## JOB
Copy each line exactly. Leave nothing out.

## RECORD EXCERPTS
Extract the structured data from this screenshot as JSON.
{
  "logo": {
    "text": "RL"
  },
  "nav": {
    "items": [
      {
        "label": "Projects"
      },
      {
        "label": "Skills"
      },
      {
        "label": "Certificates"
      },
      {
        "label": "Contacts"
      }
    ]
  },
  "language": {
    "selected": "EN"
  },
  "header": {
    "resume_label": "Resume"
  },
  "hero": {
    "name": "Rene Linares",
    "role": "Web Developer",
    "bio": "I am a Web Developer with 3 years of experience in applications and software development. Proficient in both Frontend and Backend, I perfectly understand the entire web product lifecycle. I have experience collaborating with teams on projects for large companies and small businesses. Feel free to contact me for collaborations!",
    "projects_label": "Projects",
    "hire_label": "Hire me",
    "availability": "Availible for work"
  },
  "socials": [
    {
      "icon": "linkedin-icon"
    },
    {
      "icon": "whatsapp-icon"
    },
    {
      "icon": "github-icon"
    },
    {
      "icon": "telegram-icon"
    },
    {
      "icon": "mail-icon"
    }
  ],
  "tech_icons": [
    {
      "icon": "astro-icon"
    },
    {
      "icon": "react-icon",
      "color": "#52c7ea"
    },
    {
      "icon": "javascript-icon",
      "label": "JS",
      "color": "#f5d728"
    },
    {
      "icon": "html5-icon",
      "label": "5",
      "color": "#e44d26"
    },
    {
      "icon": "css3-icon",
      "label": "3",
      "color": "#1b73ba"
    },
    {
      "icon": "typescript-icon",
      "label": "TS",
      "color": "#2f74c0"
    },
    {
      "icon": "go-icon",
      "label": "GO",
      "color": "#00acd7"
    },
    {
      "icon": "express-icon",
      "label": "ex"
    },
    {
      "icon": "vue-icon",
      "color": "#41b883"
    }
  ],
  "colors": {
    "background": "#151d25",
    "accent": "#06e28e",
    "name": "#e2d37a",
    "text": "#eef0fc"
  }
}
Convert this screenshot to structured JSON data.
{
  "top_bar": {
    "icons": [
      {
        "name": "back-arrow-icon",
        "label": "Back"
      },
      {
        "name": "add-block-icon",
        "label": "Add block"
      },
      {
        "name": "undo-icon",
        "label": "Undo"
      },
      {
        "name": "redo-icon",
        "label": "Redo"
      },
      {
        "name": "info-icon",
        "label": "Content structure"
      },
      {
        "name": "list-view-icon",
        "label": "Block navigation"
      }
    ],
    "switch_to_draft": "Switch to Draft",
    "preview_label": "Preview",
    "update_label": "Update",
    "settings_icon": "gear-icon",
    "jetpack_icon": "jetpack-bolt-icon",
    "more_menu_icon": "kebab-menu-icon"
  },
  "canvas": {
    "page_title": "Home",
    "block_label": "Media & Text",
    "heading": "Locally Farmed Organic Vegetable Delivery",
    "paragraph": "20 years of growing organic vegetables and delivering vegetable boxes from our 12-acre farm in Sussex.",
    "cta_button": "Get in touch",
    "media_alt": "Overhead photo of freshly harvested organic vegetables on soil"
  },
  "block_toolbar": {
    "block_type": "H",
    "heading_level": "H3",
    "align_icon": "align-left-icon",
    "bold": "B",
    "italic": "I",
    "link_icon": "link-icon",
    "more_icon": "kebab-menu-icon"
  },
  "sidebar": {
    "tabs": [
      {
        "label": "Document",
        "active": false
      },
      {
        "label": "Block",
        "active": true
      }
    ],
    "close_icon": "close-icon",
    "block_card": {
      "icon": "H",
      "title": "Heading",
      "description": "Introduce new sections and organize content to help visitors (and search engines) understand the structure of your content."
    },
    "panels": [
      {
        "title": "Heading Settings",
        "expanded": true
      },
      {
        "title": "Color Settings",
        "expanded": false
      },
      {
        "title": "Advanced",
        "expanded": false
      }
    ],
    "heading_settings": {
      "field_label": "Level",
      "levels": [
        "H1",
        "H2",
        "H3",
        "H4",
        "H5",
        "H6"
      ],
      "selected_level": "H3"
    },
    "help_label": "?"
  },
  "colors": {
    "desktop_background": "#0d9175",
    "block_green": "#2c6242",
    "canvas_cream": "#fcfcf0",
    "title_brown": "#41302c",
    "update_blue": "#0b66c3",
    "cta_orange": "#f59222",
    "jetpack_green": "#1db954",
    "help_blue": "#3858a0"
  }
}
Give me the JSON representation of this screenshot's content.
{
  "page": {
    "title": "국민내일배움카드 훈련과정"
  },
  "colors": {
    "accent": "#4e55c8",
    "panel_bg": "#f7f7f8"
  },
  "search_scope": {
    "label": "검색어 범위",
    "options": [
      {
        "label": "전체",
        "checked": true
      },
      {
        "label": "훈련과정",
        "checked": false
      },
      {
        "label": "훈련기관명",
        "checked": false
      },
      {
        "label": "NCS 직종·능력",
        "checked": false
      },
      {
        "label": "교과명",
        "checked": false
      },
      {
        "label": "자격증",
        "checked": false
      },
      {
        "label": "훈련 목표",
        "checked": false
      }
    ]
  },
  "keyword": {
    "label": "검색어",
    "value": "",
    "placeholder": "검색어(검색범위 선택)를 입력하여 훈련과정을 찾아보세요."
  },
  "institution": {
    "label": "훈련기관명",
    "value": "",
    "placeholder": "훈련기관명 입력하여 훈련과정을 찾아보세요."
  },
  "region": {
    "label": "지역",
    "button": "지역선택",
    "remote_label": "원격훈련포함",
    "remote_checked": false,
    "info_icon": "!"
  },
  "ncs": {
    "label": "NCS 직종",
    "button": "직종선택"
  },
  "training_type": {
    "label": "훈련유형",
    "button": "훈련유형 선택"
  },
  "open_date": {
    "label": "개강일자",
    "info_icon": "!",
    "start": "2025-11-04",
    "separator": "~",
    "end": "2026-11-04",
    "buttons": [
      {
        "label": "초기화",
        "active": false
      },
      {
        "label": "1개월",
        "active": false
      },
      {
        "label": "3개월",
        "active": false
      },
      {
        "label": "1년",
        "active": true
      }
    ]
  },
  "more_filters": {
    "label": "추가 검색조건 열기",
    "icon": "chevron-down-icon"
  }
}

## OUTPUT OF THE TASK
Extract the structured data from this screenshot as JSON.
{
  "logo": {
    "text": "RL"
  },
  "nav": {
    "items": [
      {
        "label": "Projects"
      },
      {
        "label": "Skills"
      },
      {
        "label": "Certificates"
      },
      {
        "label": "Contacts"
      }
    ]
  },
  "language": {
    "selected": "EN"
  },
  "header": {
    "resume_label": "Resume"
  },
  "hero": {
    "name": "Rene Linares",
    "role": "Web Developer",
    "bio": "I am a Web Developer with 3 years of experience in applications and software development. Proficient in both Frontend and Backend, I perfectly understand the entire web product lifecycle. I have experience collaborating with teams on projects for large companies and small businesses. Feel free to contact me for collaborations!",
    "projects_label": "Projects",
    "hire_label": "Hire me",
    "availability": "Availible for work"
  },
  "socials": [
    {
      "icon": "linkedin-icon"
    },
    {
      "icon": "whatsapp-icon"
    },
    {
      "icon": "github-icon"
    },
    {
      "icon": "telegram-icon"
    },
    {
      "icon": "mail-icon"
    }
  ],
  "tech_icons": [
    {
      "icon": "astro-icon"
    },
    {
      "icon": "react-icon",
      "color": "#52c7ea"
    },
    {
      "icon": "javascript-icon",
      "label": "JS",
      "color": "#f5d728"
    },
    {
      "icon": "html5-icon",
      "label": "5",
      "color": "#e44d26"
    },
    {
      "icon": "css3-icon",
      "label": "3",
      "color": "#1b73ba"
    },
    {
      "icon": "typescript-icon",
      "label": "TS",
      "color": "#2f74c0"
    },
    {
      "icon": "go-icon",
      "label": "GO",
      "color": "#00acd7"
    },
    {
      "icon": "express-icon",
      "label": "ex"
    },
    {
      "icon": "vue-icon",
      "color": "#41b883"
    }
  ],
  "colors": {
    "background": "#151d25",
    "accent": "#06e28e",
    "name": "#e2d37a",
    "text": "#eef0fc"
  }
}
Convert this screenshot to structured JSON data.
{
  "top_bar": {
    "icons": [
      {
        "name": "back-arrow-icon",
        "label": "Back"
      },
      {
        "name": "add-block-icon",
        "label": "Add block"
      },
      {
        "name": "undo-icon",
        "label": "Undo"
      },
      {
        "name": "redo-icon",
        "label": "Redo"
      },
      {
        "name": "info-icon",
        "label": "Content structure"
      },
      {
        "name": "list-view-icon",
        "label": "Block navigation"
      }
    ],
    "switch_to_draft": "Switch to Draft",
    "preview_label": "Preview",
    "update_label": "Update",
    "settings_icon": "gear-icon",
    "jetpack_icon": "jetpack-bolt-icon",
    "more_menu_icon": "kebab-menu-icon"
  },
  "canvas": {
    "page_title": "Home",
    "block_label": "Media & Text",
    "heading": "Locally Farmed Organic Vegetable Delivery",
    "paragraph": "20 years of growing organic vegetables and delivering vegetable boxes from our 12-acre farm in Sussex.",
    "cta_button": "Get in touch",
    "media_alt": "Overhead photo of freshly harvested organic vegetables on soil"
  },
  "block_toolbar": {
    "block_type": "H",
    "heading_level": "H3",
    "align_icon": "align-left-icon",
    "bold": "B",
    "italic": "I",
    "link_icon": "link-icon",
    "more_icon": "kebab-menu-icon"
  },
  "sidebar": {
    "tabs": [
      {
        "label": "Document",
        "active": false
      },
      {
        "label": "Block",
        "active": true
      }
    ],
    "close_icon": "close-icon",
    "block_card": {
      "icon": "H",
      "title": "Heading",
      "description": "Introduce new sections and organize content to help visitors (and search engines) understand the structure of your content."
    },
    "panels": [
      {
        "title": "Heading Settings",
        "expanded": true
      },
      {
        "title": "Color Settings",
        "expanded": false
      },
      {
        "title": "Advanced",
        "expanded": false
      }
    ],
    "heading_settings": {
      "field_label": "Level",
      "levels": [
        "H1",
        "H2",
        "H3",
        "H4",
        "H5",
        "H6"
      ],
      "selected_level": "H3"
    },
    "help_label": "?"
  },
  "colors": {
    "desktop_background": "#0d9175",
    "block_green": "#2c6242",
    "canvas_cream": "#fcfcf0",
    "title_brown": "#41302c",
    "update_blue": "#0b66c3",
    "cta_orange": "#f59222",
    "jetpack_green": "#1db954",
    "help_blue": "#3858a0"
  }
}
Give me the JSON representation of this screenshot's content.
{
  "page": {
    "title": "국민내일배움카드 훈련과정"
  },
  "colors": {
    "accent": "#4e55c8",
    "panel_bg": "#f7f7f8"
  },
  "search_scope": {
    "label": "검색어 범위",
    "options": [
      {
        "label": "전체",
        "checked": true
      },
      {
        "label": "훈련과정",
        "checked": false
      },
      {
        "label": "훈련기관명",
        "checked": false
      },
      {
        "label": "NCS 직종·능력",
        "checked": false
      },
      {
        "label": "교과명",
        "checked": false
      },
      {
        "label": "자격증",
        "checked": false
      },
      {
        "label": "훈련 목표",
        "checked": false
      }
    ]
  },
  "keyword": {
    "label": "검색어",
    "value": "",
    "placeholder": "검색어(검색범위 선택)를 입력하여 훈련과정을 찾아보세요."
  },
  "institution": {
    "label": "훈련기관명",
    "value": "",
    "placeholder": "훈련기관명 입력하여 훈련과정을 찾아보세요."
  },
  "region": {
    "label": "지역",
    "button": "지역선택",
    "remote_label": "원격훈련포함",
    "remote_checked": false,
    "info_icon": "!"
  },
  "ncs": {
    "label": "NCS 직종",
    "button": "직종선택"
  },
  "training_type": {
    "label": "훈련유형",
    "button": "훈련유형 선택"
  },
  "open_date": {
    "label": "개강일자",
    "info_icon": "!",
    "start": "2025-11-04",
    "separator": "~",
    "end": "2026-11-04",
    "buttons": [
      {
        "label": "초기화",
        "active": false
      },
      {
        "label": "1개월",
        "active": false
      },
      {
        "label": "3개월",
        "active": false
      },
      {
        "label": "1년",
        "active": true
      }
    ]
  },
  "more_filters": {
    "label": "추가 검색조건 열기",
    "icon": "chevron-down-icon"
  }
}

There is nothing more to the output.